▸ What to produce
Nothing in the data should change when you return it, but leave the pictures out.

▸ Records for processing
########################################
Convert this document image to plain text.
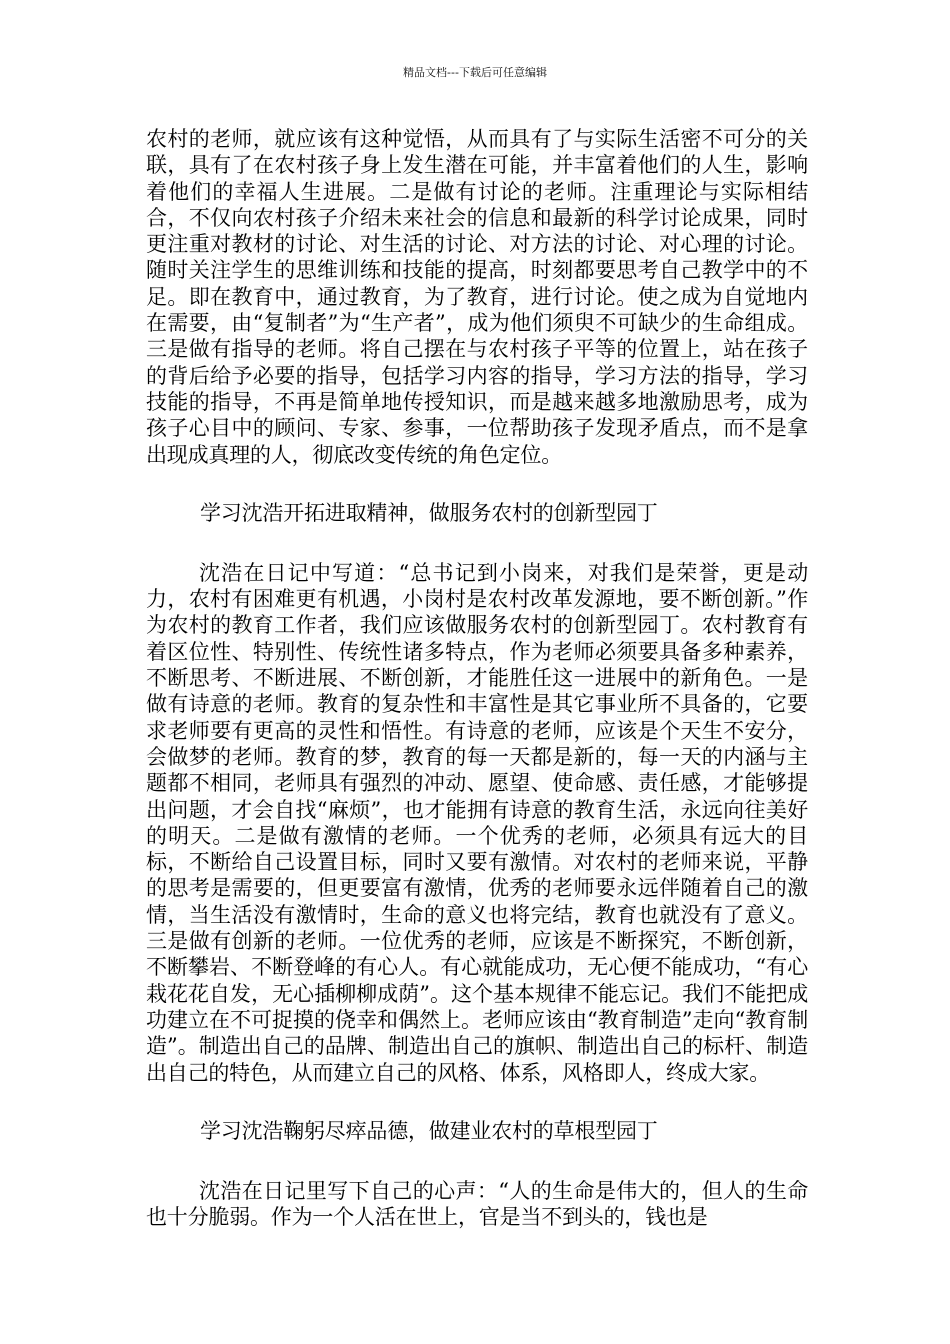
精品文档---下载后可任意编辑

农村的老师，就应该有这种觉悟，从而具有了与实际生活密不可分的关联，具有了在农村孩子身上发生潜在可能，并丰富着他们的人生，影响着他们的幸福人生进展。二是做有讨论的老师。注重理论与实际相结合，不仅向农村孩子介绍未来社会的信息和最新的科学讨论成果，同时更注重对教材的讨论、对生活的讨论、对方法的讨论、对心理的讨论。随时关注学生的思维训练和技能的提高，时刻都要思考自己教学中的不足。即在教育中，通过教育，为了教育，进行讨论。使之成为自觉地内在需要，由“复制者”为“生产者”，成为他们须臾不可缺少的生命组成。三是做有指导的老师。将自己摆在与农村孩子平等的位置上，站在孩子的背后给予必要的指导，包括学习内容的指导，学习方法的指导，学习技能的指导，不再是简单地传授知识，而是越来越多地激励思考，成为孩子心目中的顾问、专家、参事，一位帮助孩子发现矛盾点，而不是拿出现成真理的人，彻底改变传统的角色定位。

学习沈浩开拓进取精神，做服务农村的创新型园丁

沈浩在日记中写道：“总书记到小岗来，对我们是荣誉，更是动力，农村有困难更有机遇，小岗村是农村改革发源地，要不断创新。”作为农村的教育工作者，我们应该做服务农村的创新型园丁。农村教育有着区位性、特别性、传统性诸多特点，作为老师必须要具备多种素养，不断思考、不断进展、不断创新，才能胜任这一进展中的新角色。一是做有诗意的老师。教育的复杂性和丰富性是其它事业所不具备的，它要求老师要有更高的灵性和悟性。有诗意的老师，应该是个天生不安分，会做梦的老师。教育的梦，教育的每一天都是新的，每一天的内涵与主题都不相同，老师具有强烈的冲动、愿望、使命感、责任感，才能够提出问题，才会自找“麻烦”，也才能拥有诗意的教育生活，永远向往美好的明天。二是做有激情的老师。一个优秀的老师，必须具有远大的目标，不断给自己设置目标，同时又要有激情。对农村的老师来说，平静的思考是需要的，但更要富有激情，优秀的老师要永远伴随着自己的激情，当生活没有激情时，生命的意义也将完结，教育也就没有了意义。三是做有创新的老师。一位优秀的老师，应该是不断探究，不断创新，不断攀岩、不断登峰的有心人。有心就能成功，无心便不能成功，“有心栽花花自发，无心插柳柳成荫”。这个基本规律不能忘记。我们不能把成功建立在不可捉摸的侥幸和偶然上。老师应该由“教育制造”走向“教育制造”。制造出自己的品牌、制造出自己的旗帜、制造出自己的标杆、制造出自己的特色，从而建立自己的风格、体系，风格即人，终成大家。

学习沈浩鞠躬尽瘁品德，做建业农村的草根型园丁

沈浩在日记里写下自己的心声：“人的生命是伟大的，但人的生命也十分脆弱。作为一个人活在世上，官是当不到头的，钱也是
########################################
▸ The solution
Convert this document image to plain text.
精品文档---下载后可任意编辑

农村的老师，就应该有这种觉悟，从而具有了与实际生活密不可分的关联，具有了在农村孩子身上发生潜在可能，并丰富着他们的人生，影响着他们的幸福人生进展。二是做有讨论的老师。注重理论与实际相结合，不仅向农村孩子介绍未来社会的信息和最新的科学讨论成果，同时更注重对教材的讨论、对生活的讨论、对方法的讨论、对心理的讨论。随时关注学生的思维训练和技能的提高，时刻都要思考自己教学中的不足。即在教育中，通过教育，为了教育，进行讨论。使之成为自觉地内在需要，由“复制者”为“生产者”，成为他们须臾不可缺少的生命组成。三是做有指导的老师。将自己摆在与农村孩子平等的位置上，站在孩子的背后给予必要的指导，包括学习内容的指导，学习方法的指导，学习技能的指导，不再是简单地传授知识，而是越来越多地激励思考，成为孩子心目中的顾问、专家、参事，一位帮助孩子发现矛盾点，而不是拿出现成真理的人，彻底改变传统的角色定位。

学习沈浩开拓进取精神，做服务农村的创新型园丁

沈浩在日记中写道：“总书记到小岗来，对我们是荣誉，更是动力，农村有困难更有机遇，小岗村是农村改革发源地，要不断创新。”作为农村的教育工作者，我们应该做服务农村的创新型园丁。农村教育有着区位性、特别性、传统性诸多特点，作为老师必须要具备多种素养，不断思考、不断进展、不断创新，才能胜任这一进展中的新角色。一是做有诗意的老师。教育的复杂性和丰富性是其它事业所不具备的，它要求老师要有更高的灵性和悟性。有诗意的老师，应该是个天生不安分，会做梦的老师。教育的梦，教育的每一天都是新的，每一天的内涵与主题都不相同，老师具有强烈的冲动、愿望、使命感、责任感，才能够提出问题，才会自找“麻烦”，也才能拥有诗意的教育生活，永远向往美好的明天。二是做有激情的老师。一个优秀的老师，必须具有远大的目标，不断给自己设置目标，同时又要有激情。对农村的老师来说，平静的思考是需要的，但更要富有激情，优秀的老师要永远伴随着自己的激情，当生活没有激情时，生命的意义也将完结，教育也就没有了意义。三是做有创新的老师。一位优秀的老师，应该是不断探究，不断创新，不断攀岩、不断登峰的有心人。有心就能成功，无心便不能成功，“有心栽花花自发，无心插柳柳成荫”。这个基本规律不能忘记。我们不能把成功建立在不可捉摸的侥幸和偶然上。老师应该由“教育制造”走向“教育制造”。制造出自己的品牌、制造出自己的旗帜、制造出自己的标杆、制造出自己的特色，从而建立自己的风格、体系，风格即人，终成大家。

学习沈浩鞠躬尽瘁品德，做建业农村的草根型园丁

沈浩在日记里写下自己的心声：“人的生命是伟大的，但人的生命也十分脆弱。作为一个人活在世上，官是当不到头的，钱也是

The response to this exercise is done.